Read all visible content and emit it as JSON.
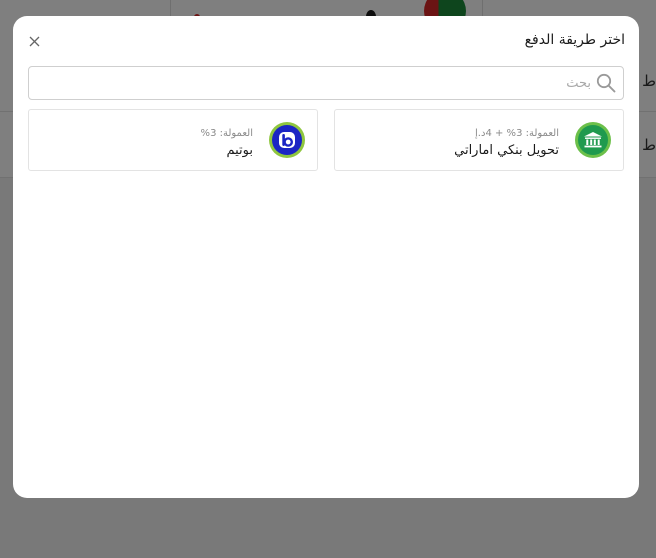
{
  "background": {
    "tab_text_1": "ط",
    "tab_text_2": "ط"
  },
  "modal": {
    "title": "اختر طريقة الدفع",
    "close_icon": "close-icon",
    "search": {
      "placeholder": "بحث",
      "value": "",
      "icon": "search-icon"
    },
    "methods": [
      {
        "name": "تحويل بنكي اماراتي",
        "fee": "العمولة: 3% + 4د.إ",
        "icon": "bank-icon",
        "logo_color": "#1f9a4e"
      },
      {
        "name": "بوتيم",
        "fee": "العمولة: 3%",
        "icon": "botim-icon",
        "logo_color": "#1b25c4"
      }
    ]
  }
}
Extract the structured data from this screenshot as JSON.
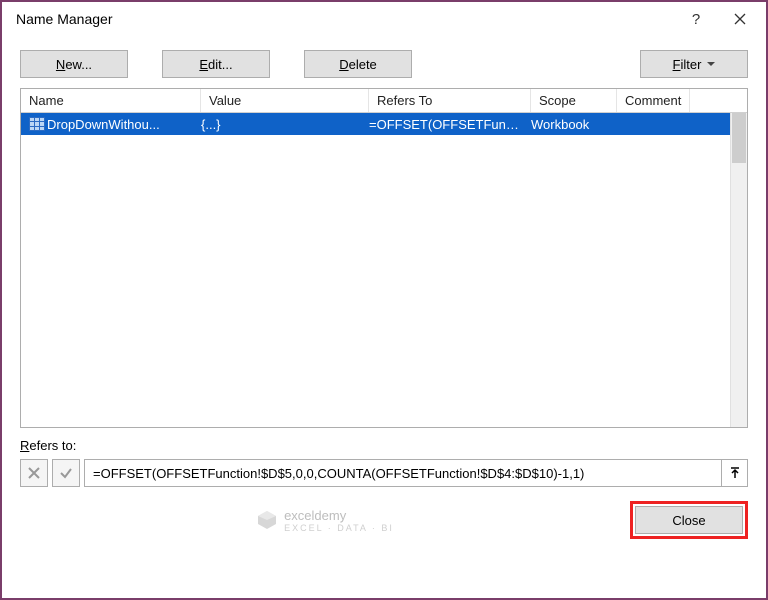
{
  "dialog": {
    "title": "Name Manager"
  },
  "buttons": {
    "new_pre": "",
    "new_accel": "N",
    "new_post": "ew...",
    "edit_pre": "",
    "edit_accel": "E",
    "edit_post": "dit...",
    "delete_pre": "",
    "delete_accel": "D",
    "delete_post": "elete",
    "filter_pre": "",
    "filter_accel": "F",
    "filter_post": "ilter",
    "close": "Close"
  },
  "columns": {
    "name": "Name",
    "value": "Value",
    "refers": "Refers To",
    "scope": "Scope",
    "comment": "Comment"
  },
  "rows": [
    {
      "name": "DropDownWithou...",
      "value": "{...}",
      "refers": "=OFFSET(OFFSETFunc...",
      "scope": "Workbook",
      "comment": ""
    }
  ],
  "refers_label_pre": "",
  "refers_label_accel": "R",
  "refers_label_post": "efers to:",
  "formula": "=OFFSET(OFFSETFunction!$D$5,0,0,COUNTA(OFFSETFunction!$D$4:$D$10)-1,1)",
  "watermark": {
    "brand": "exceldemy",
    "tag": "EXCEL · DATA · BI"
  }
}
■ ■ ■ ■
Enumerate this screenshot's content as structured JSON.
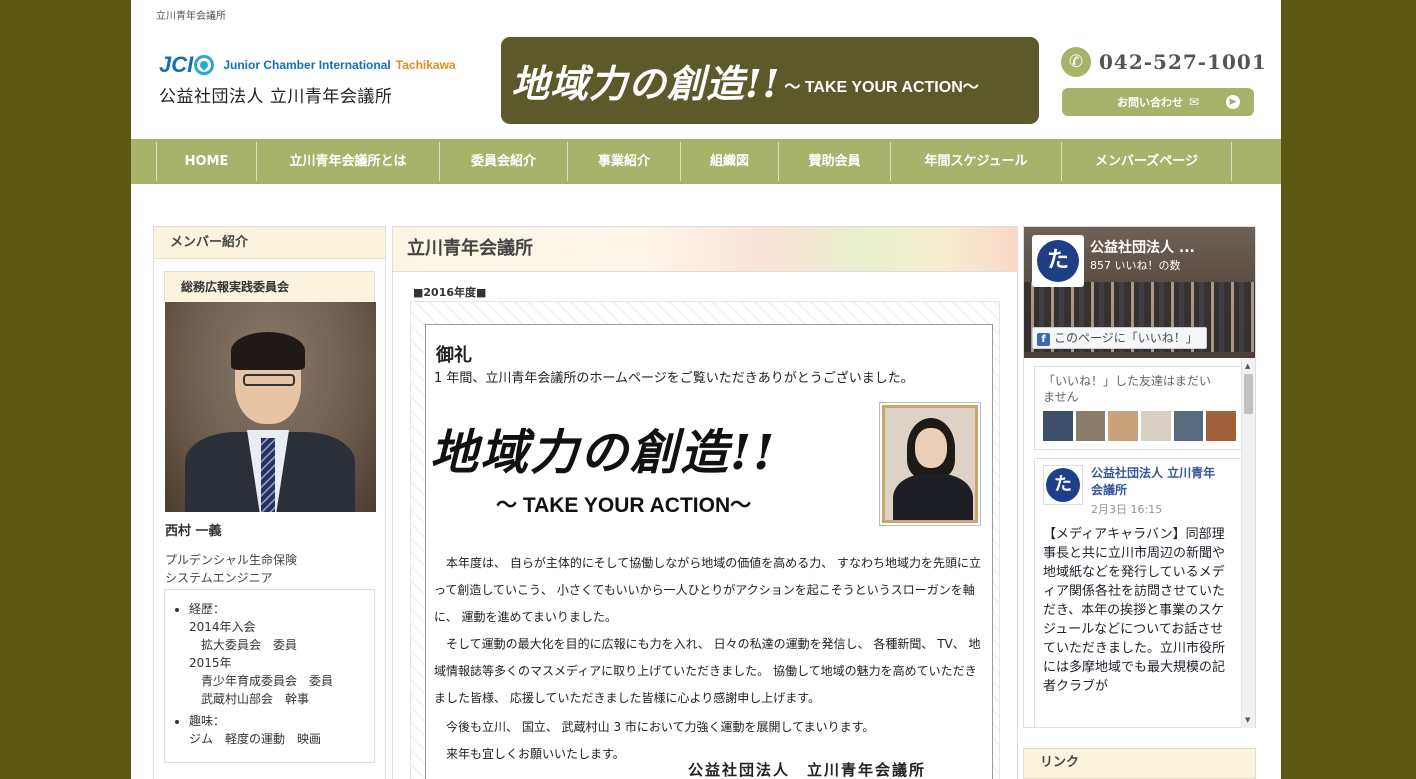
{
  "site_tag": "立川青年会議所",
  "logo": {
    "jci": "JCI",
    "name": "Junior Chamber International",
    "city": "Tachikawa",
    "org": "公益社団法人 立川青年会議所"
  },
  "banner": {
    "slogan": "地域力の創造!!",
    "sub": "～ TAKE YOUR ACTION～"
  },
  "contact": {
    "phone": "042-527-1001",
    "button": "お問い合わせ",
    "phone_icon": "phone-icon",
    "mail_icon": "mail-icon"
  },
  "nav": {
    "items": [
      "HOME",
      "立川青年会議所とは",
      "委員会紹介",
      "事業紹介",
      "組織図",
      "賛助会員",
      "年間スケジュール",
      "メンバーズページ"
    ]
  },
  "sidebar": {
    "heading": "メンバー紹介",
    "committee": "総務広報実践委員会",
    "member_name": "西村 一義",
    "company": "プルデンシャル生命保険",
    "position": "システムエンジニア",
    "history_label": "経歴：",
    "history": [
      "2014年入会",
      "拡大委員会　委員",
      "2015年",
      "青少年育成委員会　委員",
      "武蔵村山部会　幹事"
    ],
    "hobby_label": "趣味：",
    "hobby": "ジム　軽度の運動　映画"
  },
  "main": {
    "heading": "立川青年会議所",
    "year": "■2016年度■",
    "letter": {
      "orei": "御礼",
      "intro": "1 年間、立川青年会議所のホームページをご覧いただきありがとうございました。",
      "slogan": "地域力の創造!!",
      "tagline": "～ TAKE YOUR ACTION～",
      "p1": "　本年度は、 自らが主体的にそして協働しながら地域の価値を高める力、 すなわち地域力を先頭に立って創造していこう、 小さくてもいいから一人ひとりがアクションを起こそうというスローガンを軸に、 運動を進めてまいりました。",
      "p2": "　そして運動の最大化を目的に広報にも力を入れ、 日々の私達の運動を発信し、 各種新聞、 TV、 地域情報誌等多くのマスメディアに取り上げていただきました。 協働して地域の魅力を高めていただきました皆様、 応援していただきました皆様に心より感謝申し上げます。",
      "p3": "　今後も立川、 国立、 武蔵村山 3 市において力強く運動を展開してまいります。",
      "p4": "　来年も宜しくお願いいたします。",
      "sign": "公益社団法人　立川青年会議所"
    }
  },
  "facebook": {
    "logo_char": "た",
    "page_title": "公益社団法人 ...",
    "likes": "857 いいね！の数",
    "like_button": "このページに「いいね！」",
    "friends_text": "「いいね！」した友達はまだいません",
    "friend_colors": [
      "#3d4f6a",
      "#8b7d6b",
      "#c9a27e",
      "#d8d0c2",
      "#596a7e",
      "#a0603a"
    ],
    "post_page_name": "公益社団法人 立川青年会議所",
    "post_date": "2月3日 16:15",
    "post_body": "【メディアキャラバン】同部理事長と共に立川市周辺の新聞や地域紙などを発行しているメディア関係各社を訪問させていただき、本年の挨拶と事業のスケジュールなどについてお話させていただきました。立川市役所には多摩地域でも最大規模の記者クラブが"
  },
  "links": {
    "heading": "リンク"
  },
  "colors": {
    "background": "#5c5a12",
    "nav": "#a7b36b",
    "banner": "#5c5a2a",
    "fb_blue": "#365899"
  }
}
■ ■ ■ ■
* Task to carry out: Identify and list each line with the word "TAKE".

* Complete answer:
    "sub": "～ TAKE YOUR ACTION～"
      "tagline": "～ TAKE YOUR ACTION～",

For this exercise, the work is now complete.